Take every line from the material that has the word "asettamisesta" in it.
## start DATASET ENTRIES
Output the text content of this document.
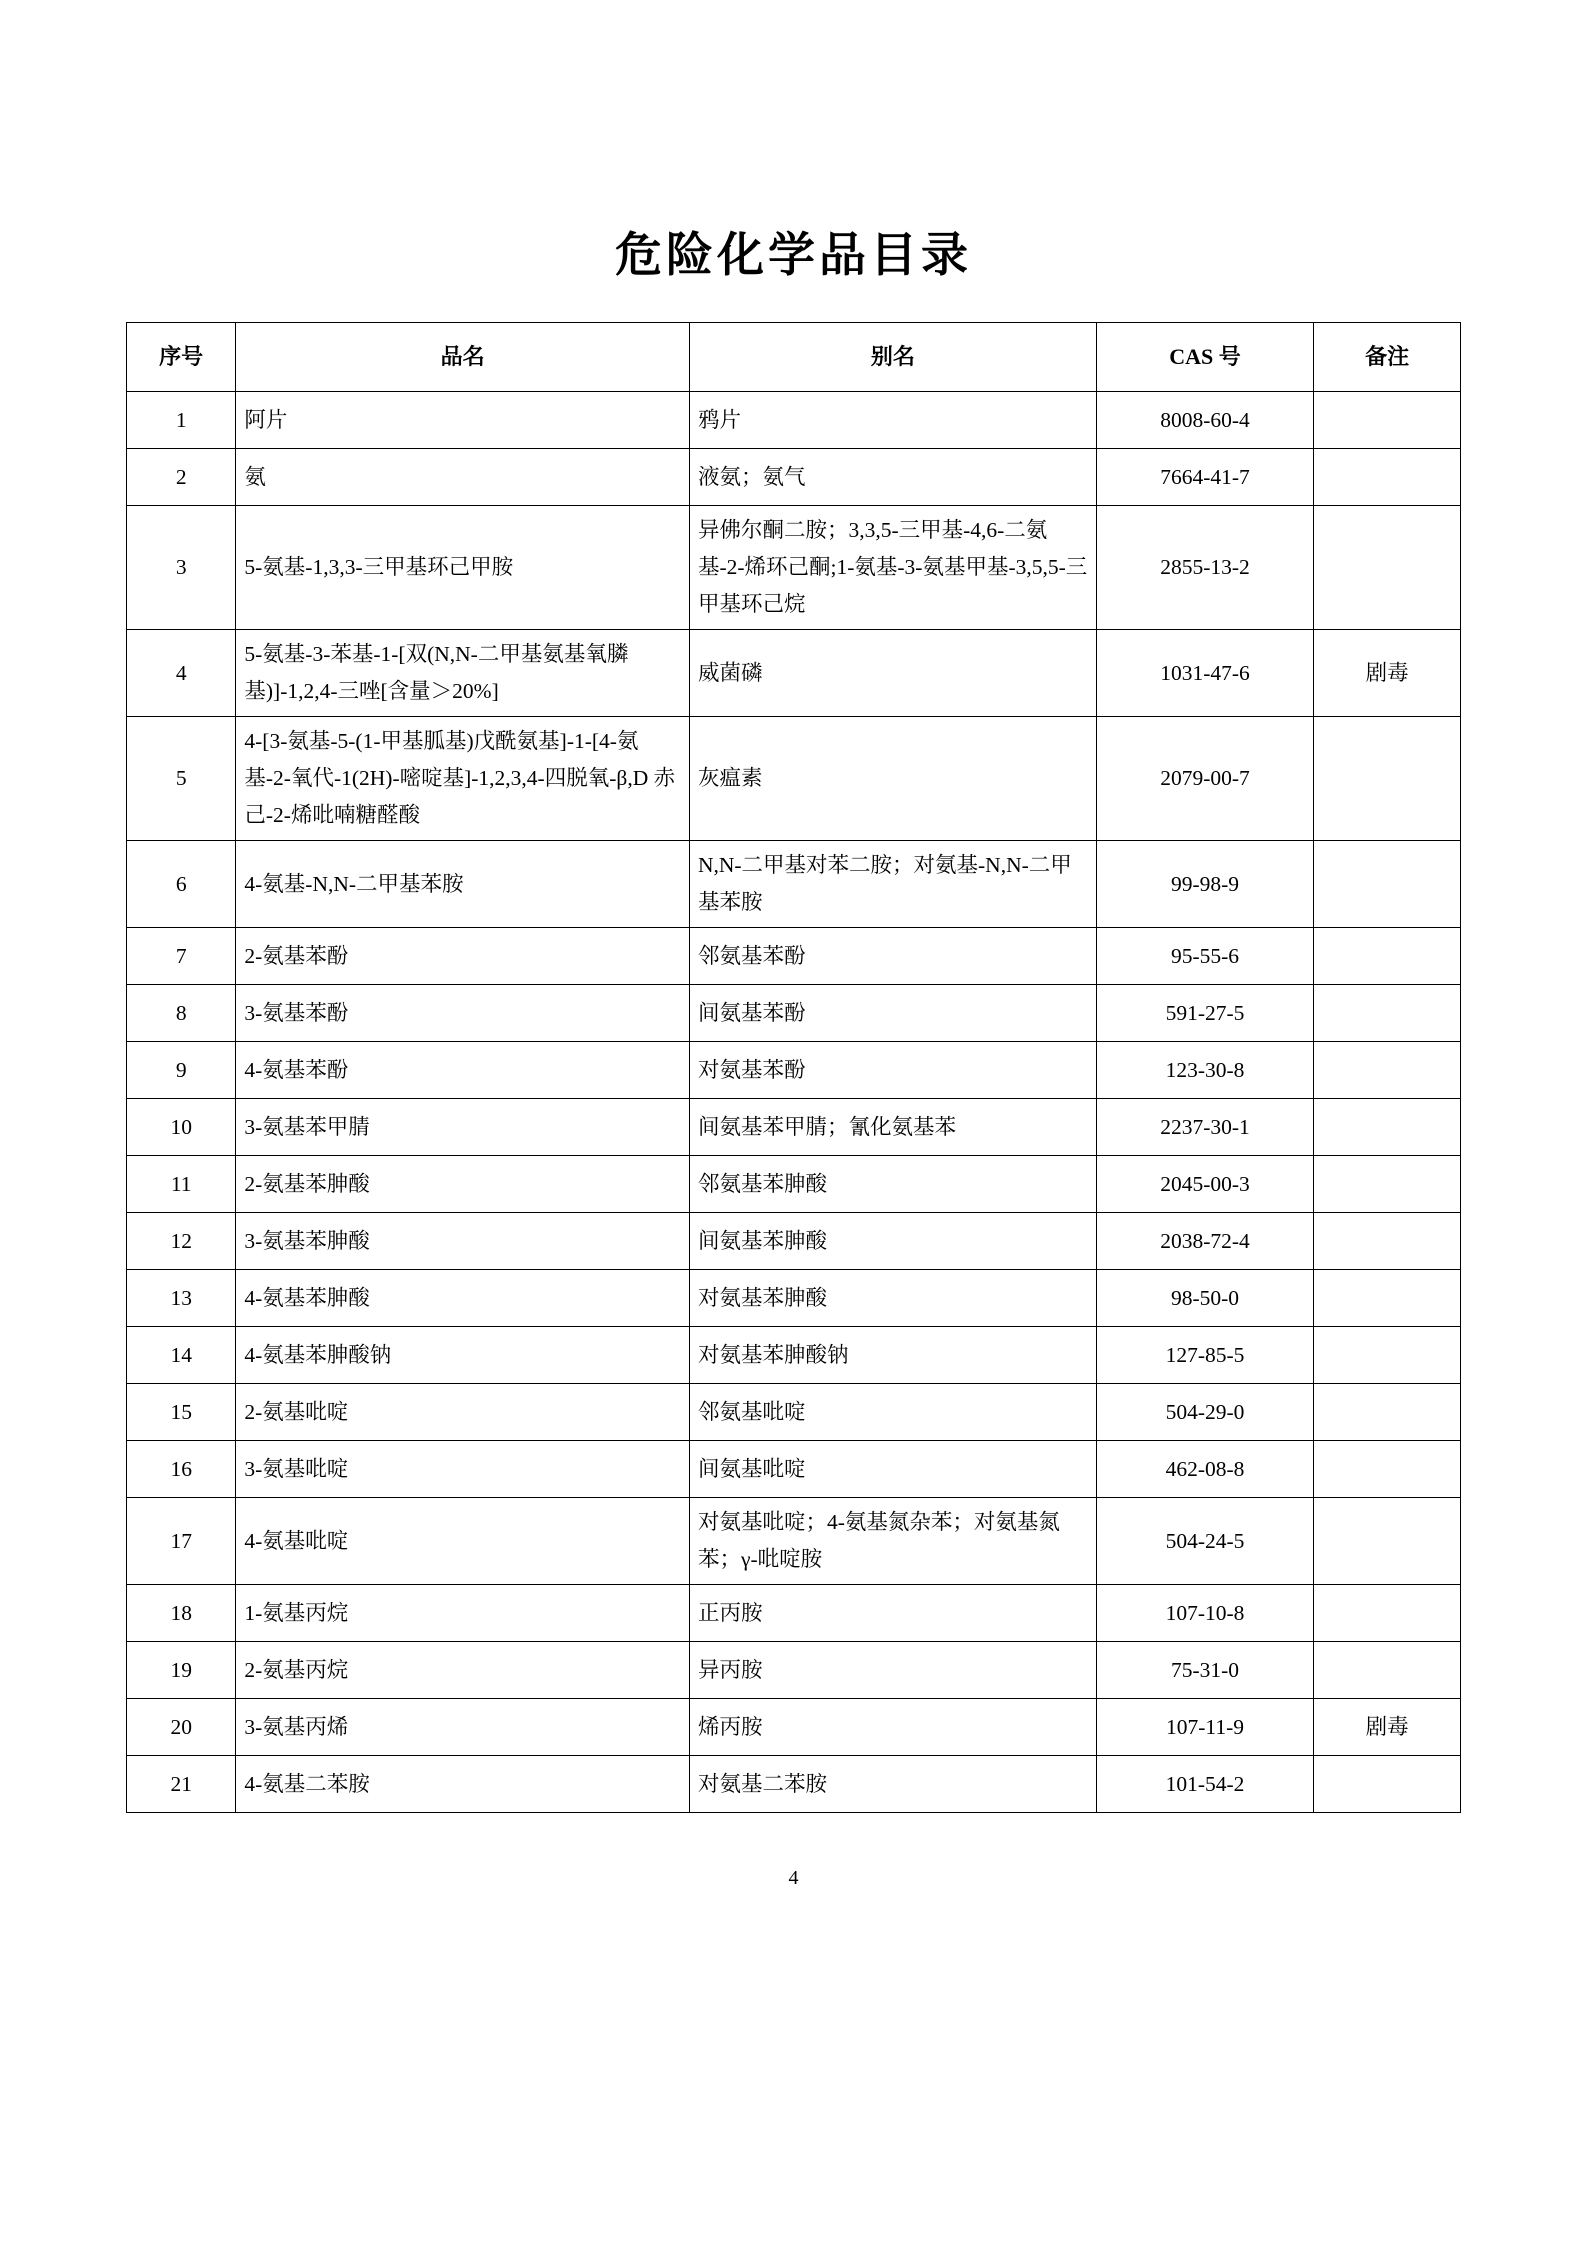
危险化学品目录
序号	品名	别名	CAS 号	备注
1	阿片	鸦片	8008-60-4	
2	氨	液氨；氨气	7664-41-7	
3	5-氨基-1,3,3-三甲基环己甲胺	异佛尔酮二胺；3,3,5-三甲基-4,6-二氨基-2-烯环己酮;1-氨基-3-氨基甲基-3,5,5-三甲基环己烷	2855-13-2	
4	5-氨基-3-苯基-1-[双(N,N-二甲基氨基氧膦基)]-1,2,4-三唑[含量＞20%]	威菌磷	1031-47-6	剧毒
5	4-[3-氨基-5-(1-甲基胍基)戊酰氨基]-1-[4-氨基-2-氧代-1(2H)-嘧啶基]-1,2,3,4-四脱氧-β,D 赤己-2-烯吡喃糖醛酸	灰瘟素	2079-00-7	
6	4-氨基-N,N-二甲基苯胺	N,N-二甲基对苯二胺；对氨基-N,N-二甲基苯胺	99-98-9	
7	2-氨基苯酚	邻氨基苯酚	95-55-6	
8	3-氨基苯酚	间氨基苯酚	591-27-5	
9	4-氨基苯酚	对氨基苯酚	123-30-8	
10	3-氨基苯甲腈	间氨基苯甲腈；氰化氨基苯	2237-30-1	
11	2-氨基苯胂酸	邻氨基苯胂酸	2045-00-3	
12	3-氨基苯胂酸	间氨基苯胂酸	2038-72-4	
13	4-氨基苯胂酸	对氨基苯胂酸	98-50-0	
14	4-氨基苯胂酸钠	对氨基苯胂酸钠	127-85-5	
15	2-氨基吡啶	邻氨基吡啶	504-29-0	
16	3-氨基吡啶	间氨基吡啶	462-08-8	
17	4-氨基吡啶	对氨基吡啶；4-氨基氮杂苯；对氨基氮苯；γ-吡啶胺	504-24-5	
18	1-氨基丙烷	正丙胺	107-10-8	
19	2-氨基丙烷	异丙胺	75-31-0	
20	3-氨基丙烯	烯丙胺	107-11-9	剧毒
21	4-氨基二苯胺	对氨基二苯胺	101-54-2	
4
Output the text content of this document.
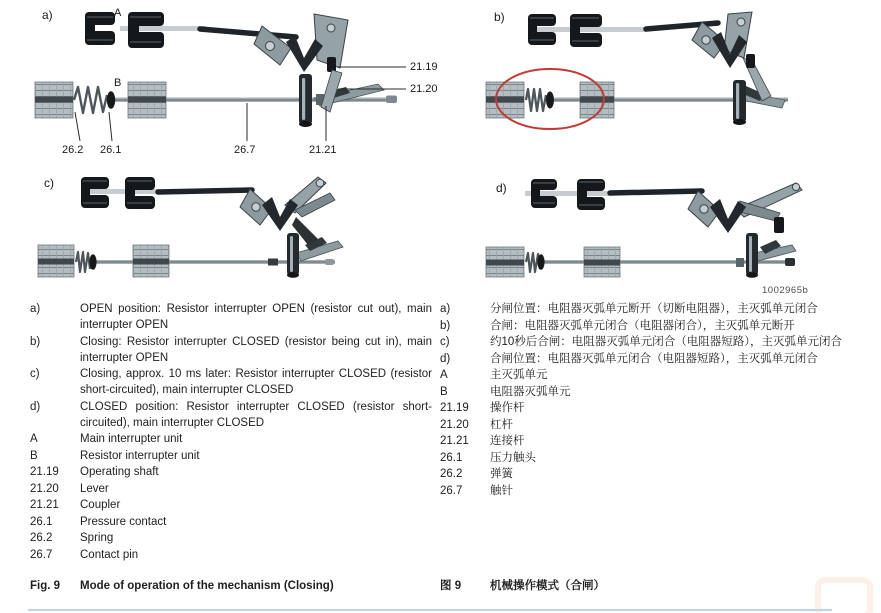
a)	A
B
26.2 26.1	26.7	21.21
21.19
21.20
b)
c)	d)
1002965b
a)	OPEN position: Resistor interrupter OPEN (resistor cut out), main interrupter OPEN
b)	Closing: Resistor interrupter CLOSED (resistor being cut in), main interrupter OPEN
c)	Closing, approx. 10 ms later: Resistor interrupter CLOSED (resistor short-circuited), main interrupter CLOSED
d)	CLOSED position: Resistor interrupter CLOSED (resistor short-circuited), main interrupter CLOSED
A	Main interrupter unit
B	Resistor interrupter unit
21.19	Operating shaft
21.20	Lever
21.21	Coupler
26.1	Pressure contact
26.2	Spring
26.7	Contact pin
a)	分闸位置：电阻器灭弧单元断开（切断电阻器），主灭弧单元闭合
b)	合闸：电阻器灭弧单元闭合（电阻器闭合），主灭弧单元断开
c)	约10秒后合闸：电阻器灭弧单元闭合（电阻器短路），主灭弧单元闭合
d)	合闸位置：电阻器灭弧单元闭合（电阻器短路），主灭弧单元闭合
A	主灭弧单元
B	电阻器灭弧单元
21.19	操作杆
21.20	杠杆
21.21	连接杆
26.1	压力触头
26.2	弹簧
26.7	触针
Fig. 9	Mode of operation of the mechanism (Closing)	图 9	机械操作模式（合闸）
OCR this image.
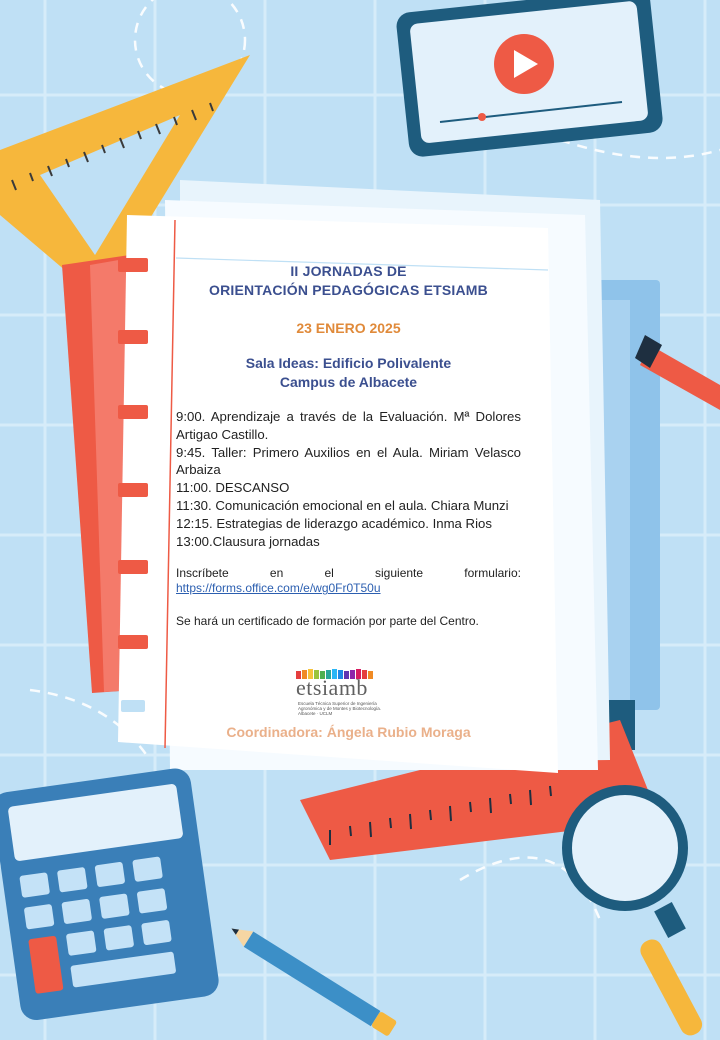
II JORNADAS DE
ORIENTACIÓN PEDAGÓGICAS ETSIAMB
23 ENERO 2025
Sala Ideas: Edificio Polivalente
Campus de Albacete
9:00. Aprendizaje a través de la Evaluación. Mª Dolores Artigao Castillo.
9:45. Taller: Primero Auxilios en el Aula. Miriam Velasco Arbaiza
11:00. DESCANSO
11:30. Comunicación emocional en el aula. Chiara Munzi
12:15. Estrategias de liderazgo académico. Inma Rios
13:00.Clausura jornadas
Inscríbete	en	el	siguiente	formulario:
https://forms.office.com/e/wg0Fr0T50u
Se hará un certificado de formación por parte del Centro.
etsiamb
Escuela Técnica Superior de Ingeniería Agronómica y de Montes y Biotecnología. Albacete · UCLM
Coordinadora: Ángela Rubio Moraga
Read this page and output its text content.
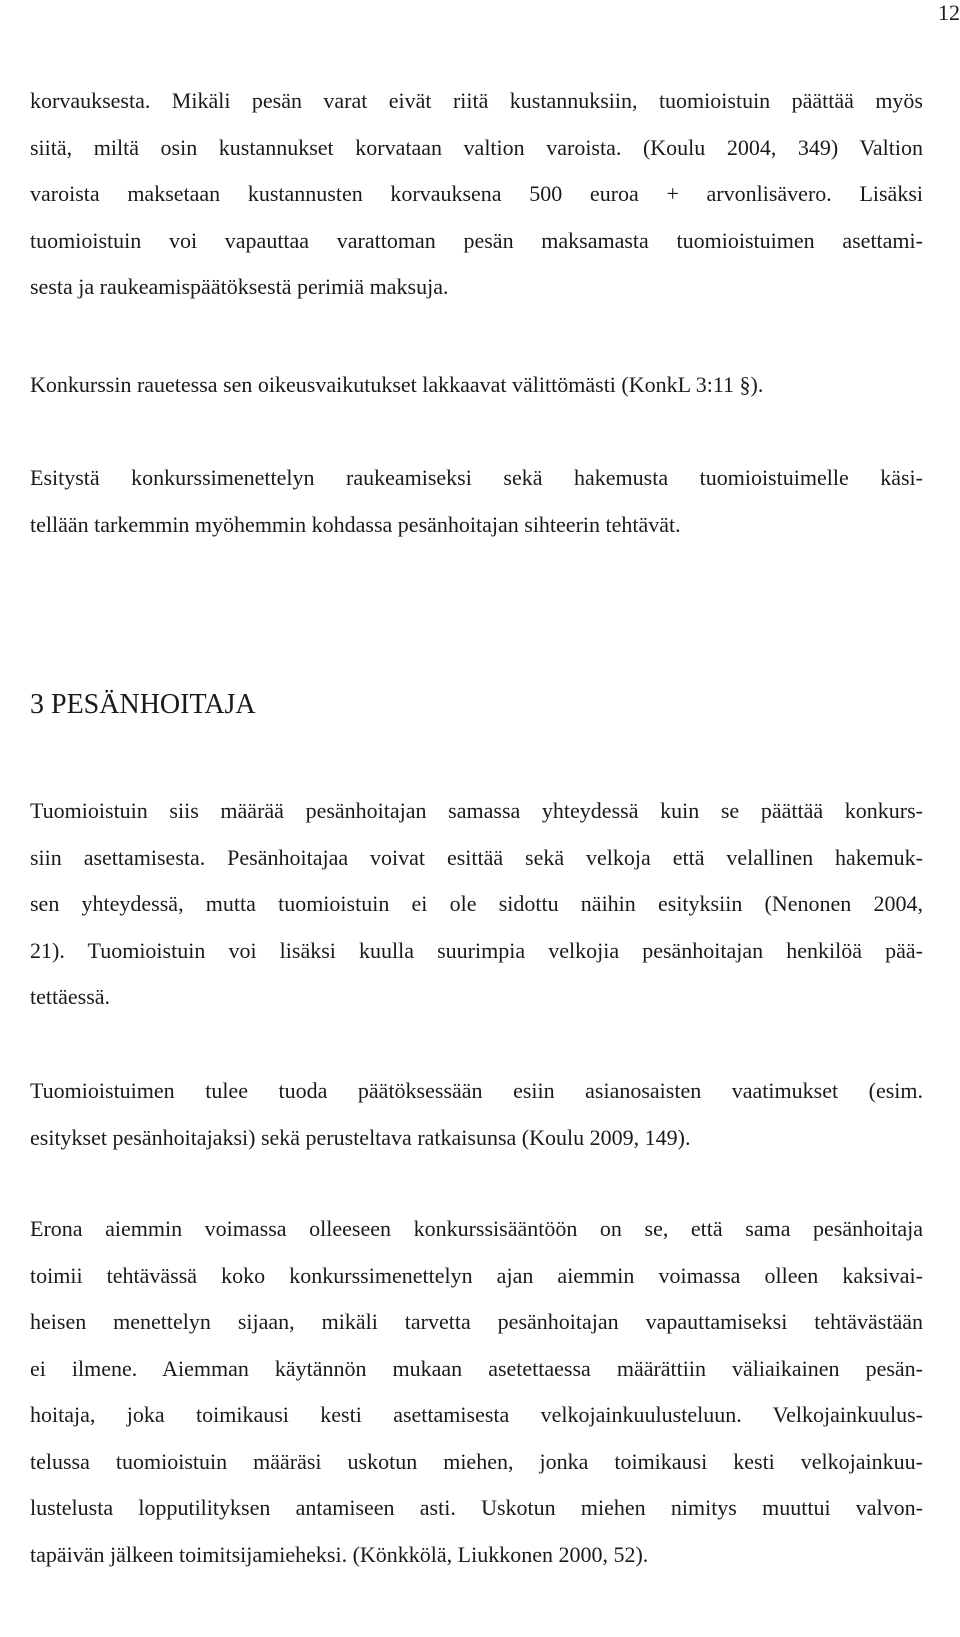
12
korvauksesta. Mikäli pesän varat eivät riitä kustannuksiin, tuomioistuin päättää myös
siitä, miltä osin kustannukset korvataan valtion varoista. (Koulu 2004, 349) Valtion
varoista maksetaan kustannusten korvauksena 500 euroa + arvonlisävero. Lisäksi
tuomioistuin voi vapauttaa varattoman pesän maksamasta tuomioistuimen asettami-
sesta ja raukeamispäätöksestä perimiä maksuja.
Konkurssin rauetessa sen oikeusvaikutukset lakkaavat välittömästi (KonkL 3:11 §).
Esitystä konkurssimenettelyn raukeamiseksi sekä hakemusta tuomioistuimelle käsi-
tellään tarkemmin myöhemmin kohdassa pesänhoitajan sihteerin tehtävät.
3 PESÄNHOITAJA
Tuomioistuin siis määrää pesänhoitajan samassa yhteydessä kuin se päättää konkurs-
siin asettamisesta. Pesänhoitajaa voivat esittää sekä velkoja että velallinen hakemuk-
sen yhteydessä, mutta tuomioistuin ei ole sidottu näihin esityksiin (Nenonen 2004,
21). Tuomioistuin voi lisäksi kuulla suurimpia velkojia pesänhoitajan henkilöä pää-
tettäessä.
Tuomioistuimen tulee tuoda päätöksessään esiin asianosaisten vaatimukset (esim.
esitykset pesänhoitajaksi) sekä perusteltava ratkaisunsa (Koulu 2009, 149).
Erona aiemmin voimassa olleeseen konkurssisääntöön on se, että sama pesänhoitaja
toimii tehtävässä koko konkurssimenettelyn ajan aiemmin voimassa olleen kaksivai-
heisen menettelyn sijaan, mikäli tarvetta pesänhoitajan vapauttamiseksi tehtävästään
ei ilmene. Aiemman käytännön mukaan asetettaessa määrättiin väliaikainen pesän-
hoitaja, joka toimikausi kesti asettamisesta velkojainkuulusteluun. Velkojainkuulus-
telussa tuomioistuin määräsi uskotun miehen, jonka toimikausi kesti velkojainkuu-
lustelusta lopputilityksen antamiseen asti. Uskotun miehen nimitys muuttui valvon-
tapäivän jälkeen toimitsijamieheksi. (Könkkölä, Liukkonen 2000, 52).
## end DATASET ENTRIES
FULL ANSWER.
siin asettamisesta. Pesänhoitajaa voivat esittää sekä velkoja että velallinen hakemuk-
hoitaja, joka toimikausi kesti asettamisesta velkojainkuulusteluun. Velkojainkuulus-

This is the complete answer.